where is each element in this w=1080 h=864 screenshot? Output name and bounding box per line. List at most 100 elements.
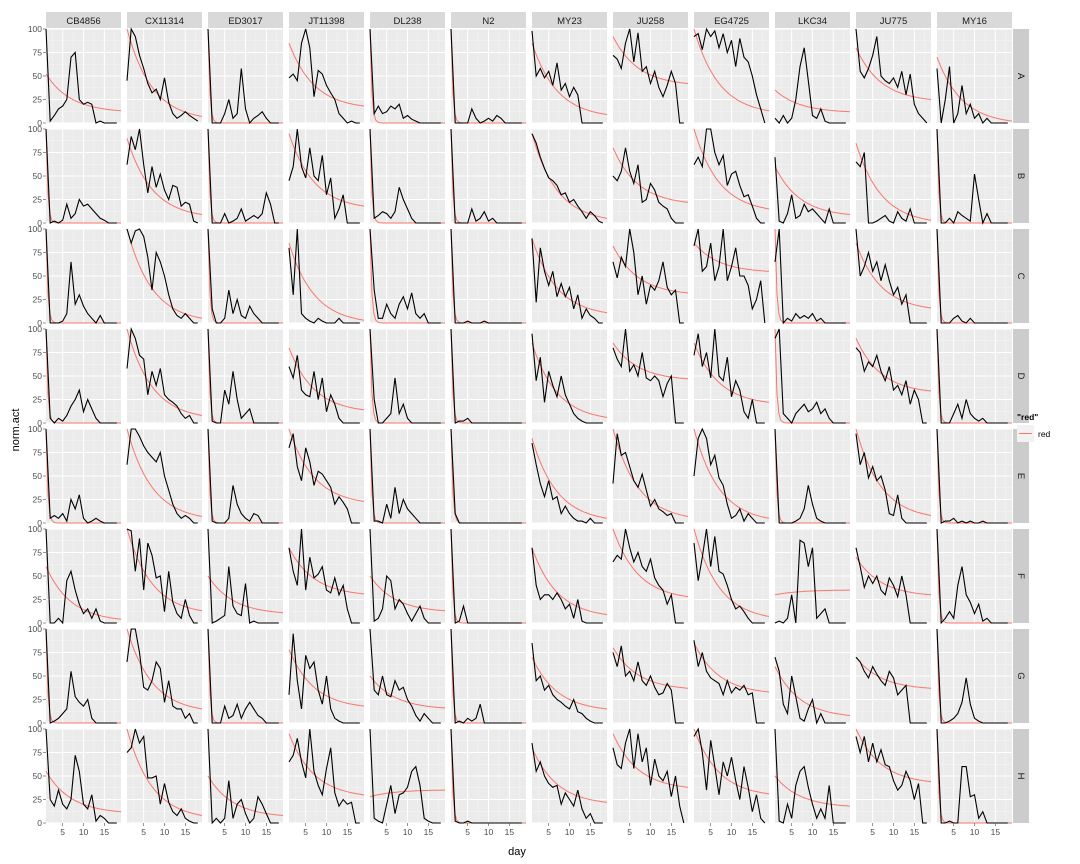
- data-line: [531, 30, 603, 124]
- data-line: [126, 128, 199, 224]
- y-tick-label: 0: [37, 318, 42, 328]
- data-line: [450, 728, 522, 824]
- fit-line: [693, 28, 770, 112]
- data-line: [45, 428, 117, 524]
- data-line: [207, 28, 279, 125]
- data-line: [450, 228, 522, 324]
- y-tick-label: 0: [37, 818, 42, 828]
- strip-right: [1013, 29, 1029, 123]
- y-tick-label: 75: [33, 148, 43, 158]
- x-tick-label: 15: [262, 827, 272, 837]
- data-line: [855, 736, 927, 824]
- data-line: [612, 528, 684, 624]
- y-tick-label: 0: [37, 118, 42, 128]
- data-line: [45, 728, 117, 824]
- y-tick-label: 50: [33, 271, 43, 281]
- data-line: [45, 28, 117, 124]
- data-line: [531, 547, 603, 624]
- x-tick-label: 15: [505, 827, 515, 837]
- data-line: [450, 628, 522, 724]
- x-tick-label: 15: [424, 827, 434, 837]
- fit-line: [531, 42, 608, 115]
- y-axis-title: norm.act: [10, 409, 22, 452]
- y-tick-label: 100: [28, 524, 42, 534]
- y-tick-label: 0: [37, 518, 42, 528]
- strip-top: [613, 12, 688, 28]
- data-line: [693, 27, 766, 124]
- y-tick-label: 0: [37, 218, 42, 228]
- x-tick-label: 15: [910, 827, 920, 837]
- strip-label-row: C: [1015, 273, 1026, 280]
- fit-line: [774, 89, 851, 113]
- strip-right: [1013, 429, 1029, 523]
- fit-line: [126, 28, 203, 117]
- x-tick-label: 5: [303, 827, 308, 837]
- data-line: [288, 633, 360, 724]
- strip-top: [208, 12, 283, 28]
- y-tick-label: 75: [33, 348, 43, 358]
- y-tick-label: 25: [33, 495, 43, 505]
- data-line: [936, 528, 1008, 625]
- strip-label-col: CX11314: [145, 16, 184, 27]
- x-tick-label: 10: [484, 827, 494, 837]
- strip-label-row: E: [1015, 473, 1026, 479]
- data-line: [450, 328, 522, 424]
- data-line: [288, 128, 360, 224]
- data-line: [612, 328, 684, 424]
- x-tick-label: 5: [60, 827, 65, 837]
- strip-right: [1013, 129, 1029, 223]
- data-line: [207, 428, 279, 524]
- data-line: [855, 152, 927, 224]
- data-line: [207, 128, 279, 224]
- y-tick-label: 50: [33, 671, 43, 681]
- data-line: [207, 728, 279, 825]
- y-tick-label: 25: [33, 395, 43, 405]
- y-tick-label: 50: [33, 371, 43, 381]
- data-line: [126, 428, 198, 524]
- fit-line: [288, 428, 365, 502]
- data-line: [774, 428, 846, 524]
- fit-line: [531, 547, 608, 615]
- fit-line: [855, 428, 932, 516]
- y-tick-label: 100: [28, 424, 42, 434]
- strip-label-col: MY16: [962, 16, 987, 27]
- strip-right: [1013, 529, 1029, 623]
- data-line: [612, 645, 684, 724]
- data-line: [855, 656, 927, 724]
- data-line: [45, 628, 117, 724]
- fit-line: [126, 138, 203, 215]
- data-line: [531, 743, 603, 824]
- fit-line: [45, 566, 122, 620]
- fit-line: [612, 733, 689, 788]
- data-line: [774, 657, 846, 725]
- y-tick-label: 0: [37, 618, 42, 628]
- fit-line: [774, 166, 851, 215]
- fit-line: [531, 656, 608, 710]
- y-tick-label: 50: [33, 71, 43, 81]
- data-line: [369, 28, 441, 124]
- y-tick-label: 75: [33, 448, 43, 458]
- y-tick-label: 50: [33, 571, 43, 581]
- fit-line: [612, 342, 689, 380]
- data-line: [693, 640, 765, 724]
- strip-top: [694, 12, 769, 28]
- fit-line: [855, 142, 932, 221]
- strip-label-col: ED3017: [228, 16, 262, 27]
- strip-label-col: DL238: [394, 16, 422, 27]
- strip-label-col: JU775: [880, 16, 907, 27]
- y-tick-label: 75: [33, 48, 43, 58]
- fit-line: [855, 556, 932, 596]
- strip-top: [127, 12, 202, 28]
- data-line: [288, 528, 360, 624]
- strip-top: [46, 12, 121, 28]
- fit-line: [288, 547, 365, 595]
- x-tick-label: 5: [627, 827, 632, 837]
- data-line: [369, 528, 441, 624]
- x-tick-label: 5: [222, 827, 227, 837]
- data-line: [774, 328, 846, 425]
- y-tick-label: 75: [33, 248, 43, 258]
- strip-label-col: JT11398: [308, 16, 344, 27]
- strip-label-col: EG4725: [714, 16, 749, 27]
- data-line: [531, 238, 603, 324]
- fit-line: [207, 575, 284, 614]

### Stated goal
Rewrite every line of the entries above as a numbered list, skipping any blank lines and leaving out the pictures.

### Result of this exercise
1. where is each element in this w=1080 h=864 screenshot? Output name and bounding box per line. List at most 100 elements.
2. - data-line: [531, 30, 603, 124]
3. - data-line: [126, 128, 199, 224]
4. - y-tick-label: 0: [37, 318, 42, 328]
5. - data-line: [450, 728, 522, 824]
6. - fit-line: [693, 28, 770, 112]
7. - data-line: [45, 428, 117, 524]
8. - data-line: [207, 28, 279, 125]
9. - data-line: [450, 228, 522, 324]
10. - y-tick-label: 0: [37, 818, 42, 828]
11. - strip-right: [1013, 29, 1029, 123]
12. - y-tick-label: 75: [33, 148, 43, 158]
13. - x-tick-label: 15: [262, 827, 272, 837]
14. - data-line: [855, 736, 927, 824]
15. - data-line: [612, 528, 684, 624]
16. - y-tick-label: 0: [37, 118, 42, 128]
17. - data-line: [45, 728, 117, 824]
18. - y-tick-label: 50: [33, 271, 43, 281]
19. - data-line: [45, 28, 117, 124]
20. - data-line: [531, 547, 603, 624]
21. - x-tick-label: 15: [505, 827, 515, 837]
22. - data-line: [450, 628, 522, 724]
23. - x-tick-label: 15: [424, 827, 434, 837]
24. - fit-line: [531, 42, 608, 115]
25. - y-axis-title: norm.act: [10, 409, 22, 452]
26. - y-tick-label: 100: [28, 524, 42, 534]
27. - y-tick-label: 0: [37, 518, 42, 528]
28. - strip-top: [613, 12, 688, 28]
29. - data-line: [693, 27, 766, 124]
30. - y-tick-label: 0: [37, 218, 42, 228]
31. - x-tick-label: 15: [910, 827, 920, 837]
32. - strip-label-row: C: [1015, 273, 1026, 280]
33. - fit-line: [774, 89, 851, 113]
34. - strip-right: [1013, 429, 1029, 523]
35. - fit-line: [126, 28, 203, 117]
36. - x-tick-label: 5: [303, 827, 308, 837]
37. - data-line: [288, 633, 360, 724]
38. - strip-top: [208, 12, 283, 28]
39. - y-tick-label: 75: [33, 348, 43, 358]
40. - y-tick-label: 25: [33, 495, 43, 505]
41. - data-line: [936, 528, 1008, 625]
42. - strip-label-col: CX11314: [145, 16, 184, 27]
43. - x-tick-label: 10: [484, 827, 494, 837]
44. - strip-label-row: E: [1015, 473, 1026, 479]
45. - data-line: [450, 328, 522, 424]
46. - data-line: [288, 128, 360, 224]
47. - data-line: [612, 328, 684, 424]
48. - x-tick-label: 5: [60, 827, 65, 837]
49. - strip-right: [1013, 129, 1029, 223]
50. - data-line: [207, 428, 279, 524]
51. - data-line: [855, 152, 927, 224]
52. - data-line: [207, 128, 279, 224]
53. - y-tick-label: 50: [33, 671, 43, 681]
54. - data-line: [207, 728, 279, 825]
55. - y-tick-label: 25: [33, 395, 43, 405]
56. - y-tick-label: 50: [33, 371, 43, 381]
57. - data-line: [126, 428, 198, 524]
58. - fit-line: [288, 428, 365, 502]
59. - data-line: [774, 428, 846, 524]
60. - fit-line: [531, 547, 608, 615]
61. - fit-line: [855, 428, 932, 516]
62. - y-tick-label: 100: [28, 424, 42, 434]
63. - strip-label-col: MY16: [962, 16, 987, 27]
64. - strip-right: [1013, 529, 1029, 623]
65. - data-line: [612, 645, 684, 724]
66. - data-line: [855, 656, 927, 724]
67. - data-line: [45, 628, 117, 724]
68. - fit-line: [126, 138, 203, 215]
69. - data-line: [531, 743, 603, 824]
70. - fit-line: [45, 566, 122, 620]
71. - fit-line: [612, 733, 689, 788]
72. - data-line: [774, 657, 846, 725]
73. - y-tick-label: 0: [37, 618, 42, 628]
74. - fit-line: [774, 166, 851, 215]
75. - fit-line: [531, 656, 608, 710]
76. - y-tick-label: 50: [33, 71, 43, 81]
77. - data-line: [369, 28, 441, 124]
78. - y-tick-label: 75: [33, 448, 43, 458]
79. - y-tick-label: 50: [33, 571, 43, 581]
80. - fit-line: [612, 342, 689, 380]
81. - data-line: [693, 640, 765, 724]
82. - strip-top: [694, 12, 769, 28]
83. - fit-line: [855, 142, 932, 221]
84. - strip-label-col: ED3017: [228, 16, 262, 27]
85. - strip-label-col: DL238: [394, 16, 422, 27]
86. - strip-label-col: JU775: [880, 16, 907, 27]
87. - y-tick-label: 75: [33, 48, 43, 58]
88. - fit-line: [855, 556, 932, 596]
89. - strip-top: [127, 12, 202, 28]
90. - data-line: [288, 528, 360, 624]
91. - strip-top: [46, 12, 121, 28]
92. - fit-line: [288, 547, 365, 595]
93. - x-tick-label: 5: [627, 827, 632, 837]
94. - data-line: [369, 528, 441, 624]
95. - x-tick-label: 5: [222, 827, 227, 837]
96. - data-line: [774, 328, 846, 425]
97. - y-tick-label: 75: [33, 248, 43, 258]
98. - strip-label-col: JT11398: [308, 16, 344, 27]
99. - strip-label-col: EG4725: [714, 16, 749, 27]
100. - data-line: [531, 238, 603, 324]
101. - fit-line: [207, 575, 284, 614]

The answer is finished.